Find each line containing the string "растворимость". Copy it.

Stored items from a collection
==*==

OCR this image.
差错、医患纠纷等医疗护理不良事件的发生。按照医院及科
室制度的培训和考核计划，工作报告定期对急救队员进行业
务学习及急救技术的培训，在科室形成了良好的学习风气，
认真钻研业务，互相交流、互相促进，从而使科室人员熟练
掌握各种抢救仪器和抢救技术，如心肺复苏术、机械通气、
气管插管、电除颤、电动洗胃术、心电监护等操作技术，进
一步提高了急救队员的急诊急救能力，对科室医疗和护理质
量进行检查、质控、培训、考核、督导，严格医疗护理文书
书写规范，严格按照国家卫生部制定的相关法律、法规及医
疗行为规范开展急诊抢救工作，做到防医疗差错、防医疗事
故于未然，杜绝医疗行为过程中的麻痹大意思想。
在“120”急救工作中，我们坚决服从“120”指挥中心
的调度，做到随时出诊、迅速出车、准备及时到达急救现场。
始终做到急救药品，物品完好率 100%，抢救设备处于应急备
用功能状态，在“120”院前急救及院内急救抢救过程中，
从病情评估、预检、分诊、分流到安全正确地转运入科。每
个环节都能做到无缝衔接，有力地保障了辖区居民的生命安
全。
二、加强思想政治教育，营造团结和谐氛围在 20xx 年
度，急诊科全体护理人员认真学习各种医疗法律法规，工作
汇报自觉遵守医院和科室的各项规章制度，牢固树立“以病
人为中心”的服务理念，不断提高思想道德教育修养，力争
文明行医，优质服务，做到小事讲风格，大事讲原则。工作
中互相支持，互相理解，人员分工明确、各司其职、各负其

==*==

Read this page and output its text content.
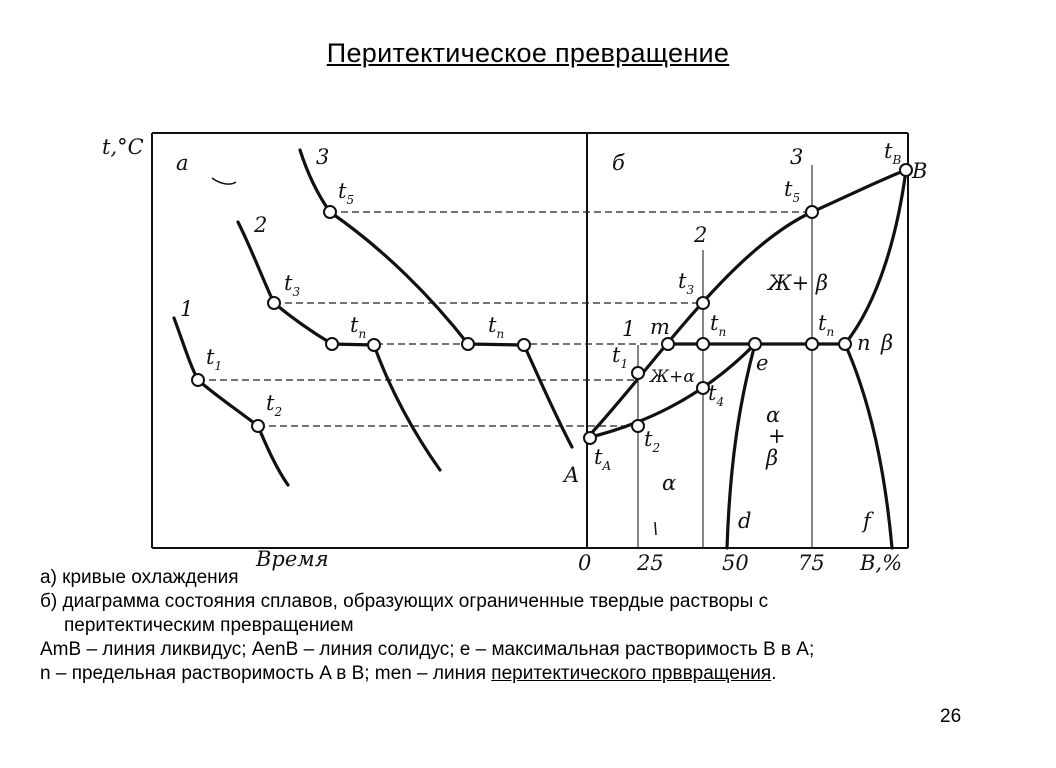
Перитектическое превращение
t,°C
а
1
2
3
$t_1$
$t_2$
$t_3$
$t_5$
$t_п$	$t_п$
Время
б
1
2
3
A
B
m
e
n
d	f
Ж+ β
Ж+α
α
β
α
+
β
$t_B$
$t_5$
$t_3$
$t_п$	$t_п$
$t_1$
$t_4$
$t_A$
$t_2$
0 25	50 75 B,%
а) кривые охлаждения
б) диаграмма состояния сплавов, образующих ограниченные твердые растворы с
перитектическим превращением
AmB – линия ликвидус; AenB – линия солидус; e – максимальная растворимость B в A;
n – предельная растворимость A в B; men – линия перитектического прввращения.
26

==*==

» The response
AmB – линия ликвидус; AenB – линия солидус; e – максимальная растворимость B в A;
n – предельная растворимость A в B; men – линия перитектического прввращения.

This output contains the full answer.